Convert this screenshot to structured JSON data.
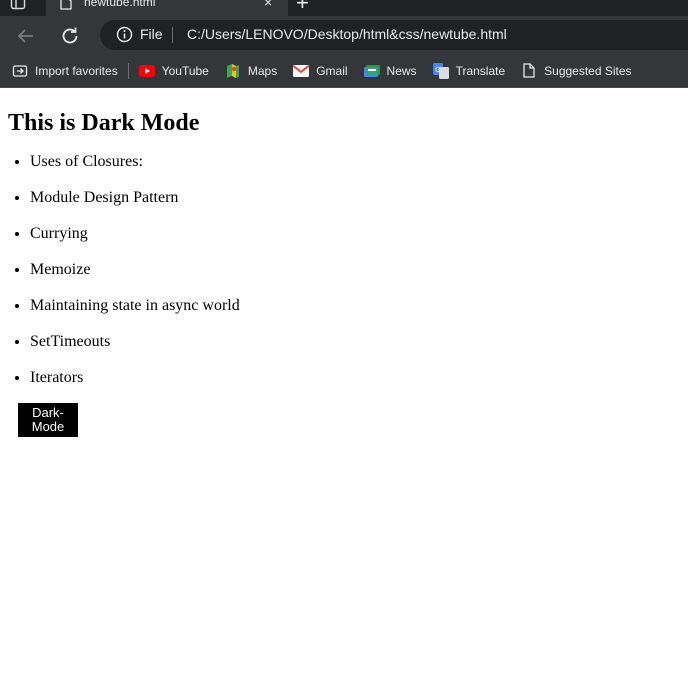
{
  "browser": {
    "tab": {
      "title": "newtube.html",
      "close": "×"
    },
    "new_tab": "+",
    "omnibox": {
      "scheme_label": "File",
      "url": "C:/Users/LENOVO/Desktop/html&css/newtube.html"
    },
    "bookmarks": [
      {
        "label": "Import favorites",
        "icon": "import-icon"
      },
      {
        "label": "YouTube",
        "icon": "youtube-icon",
        "color": "#ff0000"
      },
      {
        "label": "Maps",
        "icon": "maps-icon"
      },
      {
        "label": "Gmail",
        "icon": "gmail-icon",
        "color": "#ea4335"
      },
      {
        "label": "News",
        "icon": "news-icon"
      },
      {
        "label": "Translate",
        "icon": "translate-icon",
        "color": "#4285f4"
      },
      {
        "label": "Suggested Sites",
        "icon": "page-icon"
      }
    ]
  },
  "page": {
    "heading": "This is Dark Mode",
    "items": [
      "Uses of Closures:",
      "Module Design Pattern",
      "Currying",
      "Memoize",
      "Maintaining state in async world",
      "SetTimeouts",
      "Iterators"
    ],
    "button_label": "Dark-Mode"
  }
}
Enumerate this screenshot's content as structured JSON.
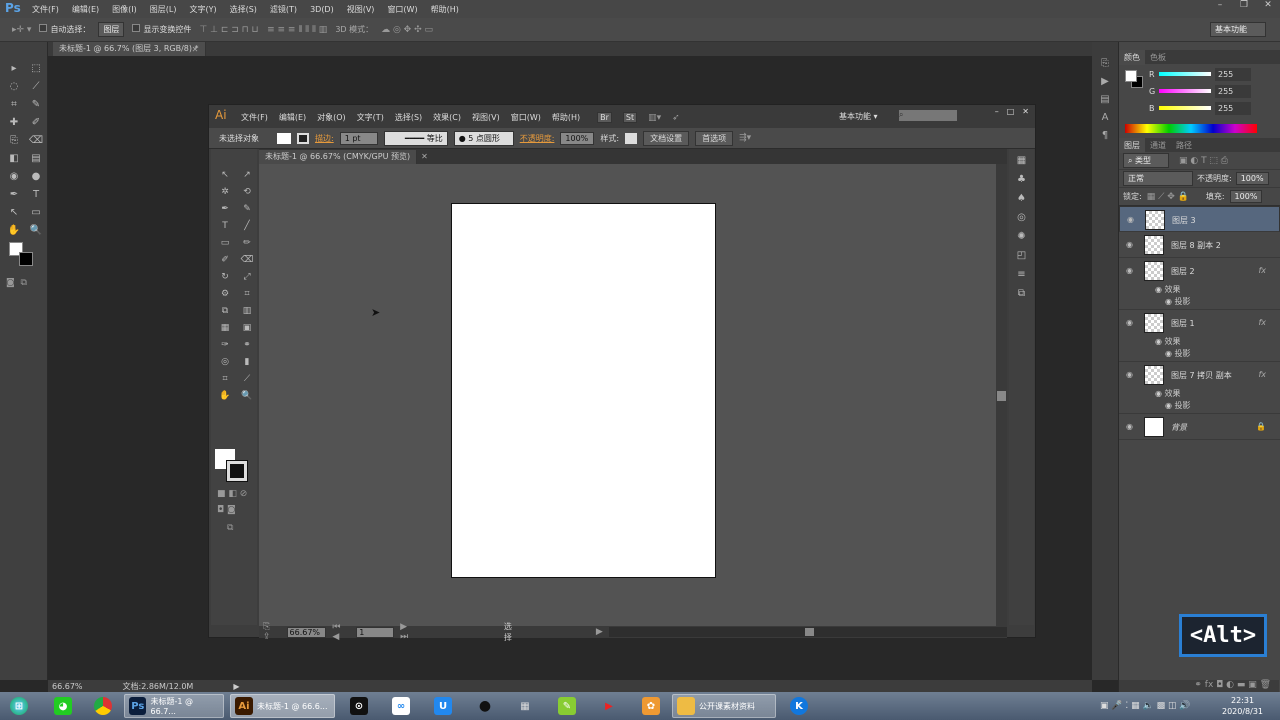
{
  "ps": {
    "logo": "Ps",
    "menu": [
      "文件(F)",
      "编辑(E)",
      "图像(I)",
      "图层(L)",
      "文字(Y)",
      "选择(S)",
      "滤镜(T)",
      "3D(D)",
      "视图(V)",
      "窗口(W)",
      "帮助(H)"
    ],
    "window_controls": [
      "–",
      "❐",
      "✕"
    ],
    "options": {
      "auto_select_label": "自动选择：",
      "auto_select_value": "图层",
      "show_transform_label": "显示变换控件",
      "mode_3d_label": "3D 模式：",
      "workspace": "基本功能"
    },
    "doc_tab": "未标题-1 @ 66.7% (图层 3, RGB/8) *",
    "tools": [
      "▸",
      "⬚",
      "◌",
      "⟋",
      "⌗",
      "✎",
      "✚",
      "✐",
      "⎘",
      "⌫",
      "◧",
      "▤",
      "◉",
      "●",
      "✒",
      "T",
      "↖",
      "▭",
      "✋",
      "🔍"
    ],
    "color_panel": {
      "tabs": [
        "颜色",
        "色板"
      ],
      "r": "255",
      "g": "255",
      "b": "255",
      "r_label": "R",
      "g_label": "G",
      "b_label": "B"
    },
    "layers_panel": {
      "tabs": [
        "图层",
        "通道",
        "路径"
      ],
      "filter": "类型",
      "blend_mode": "正常",
      "opacity_label": "不透明度:",
      "opacity": "100%",
      "lock_label": "锁定:",
      "fill_label": "填充:",
      "fill": "100%",
      "layers": [
        {
          "name": "图层 3",
          "selected": true
        },
        {
          "name": "图层 8 副本 2"
        },
        {
          "name": "图层 2",
          "fx": "fx",
          "effects_label": "效果",
          "effect": "投影"
        },
        {
          "name": "图层 1",
          "fx": "fx",
          "effects_label": "效果",
          "effect": "投影"
        },
        {
          "name": "图层 7 拷贝 副本",
          "fx": "fx",
          "effects_label": "效果",
          "effect": "投影"
        },
        {
          "name": "背景",
          "locked": true
        }
      ]
    },
    "status": {
      "zoom": "66.67%",
      "doc": "文档:2.86M/12.0M"
    }
  },
  "ai": {
    "logo": "Ai",
    "menu": [
      "文件(F)",
      "编辑(E)",
      "对象(O)",
      "文字(T)",
      "选择(S)",
      "效果(C)",
      "视图(V)",
      "窗口(W)",
      "帮助(H)"
    ],
    "app_buttons": [
      "Br",
      "St"
    ],
    "workspace": "基本功能",
    "window_controls": [
      "–",
      "□",
      "✕"
    ],
    "control": {
      "selection": "未选择对象",
      "stroke_label": "描边:",
      "stroke_value": "1 pt",
      "profile": "等比",
      "brush": "5 点圆形",
      "opacity_label": "不透明度:",
      "opacity": "100%",
      "style_label": "样式:",
      "doc_setup": "文档设置",
      "preferences": "首选项"
    },
    "doc_tab": "未标题-1 @ 66.67% (CMYK/GPU 预览)",
    "tools": [
      "↖",
      "↗",
      "✲",
      "⟲",
      "✒",
      "✎",
      "T",
      "╱",
      "▭",
      "✏",
      "✐",
      "⌫",
      "↻",
      "⤢",
      "⚙",
      "⌗",
      "⧉",
      "▥",
      "▦",
      "▣",
      "✑",
      "⚭",
      "◎",
      "▮",
      "⌗",
      "⟋",
      "✋",
      "🔍"
    ],
    "right_icons": [
      "▦",
      "♣",
      "♠",
      "◎",
      "✺",
      "◰",
      "≡",
      "⧉"
    ],
    "status": {
      "zoom": "66.67%",
      "page": "1",
      "tool": "选择"
    }
  },
  "taskbar": {
    "ps_task": "未标题-1 @ 66.7...",
    "ai_task": "未标题-1 @ 66.6...",
    "folder_task": "公开课素材资料",
    "time": "22:31",
    "date": "2020/8/31"
  },
  "overlay": {
    "key": "<Alt>"
  },
  "colors": {
    "ps_blue": "#5ba3e6",
    "ai_orange": "#e69a3c",
    "selected_layer": "#56677e",
    "alt_border": "#2a7fd4"
  }
}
********************
_Exercise details:_
Search the entries for the string "html" and collect each line that has it.

_Finished task:_
      "title": "newtube.html",
      "url": "C:/Users/LENOVO/Desktop/html&css/newtube.html"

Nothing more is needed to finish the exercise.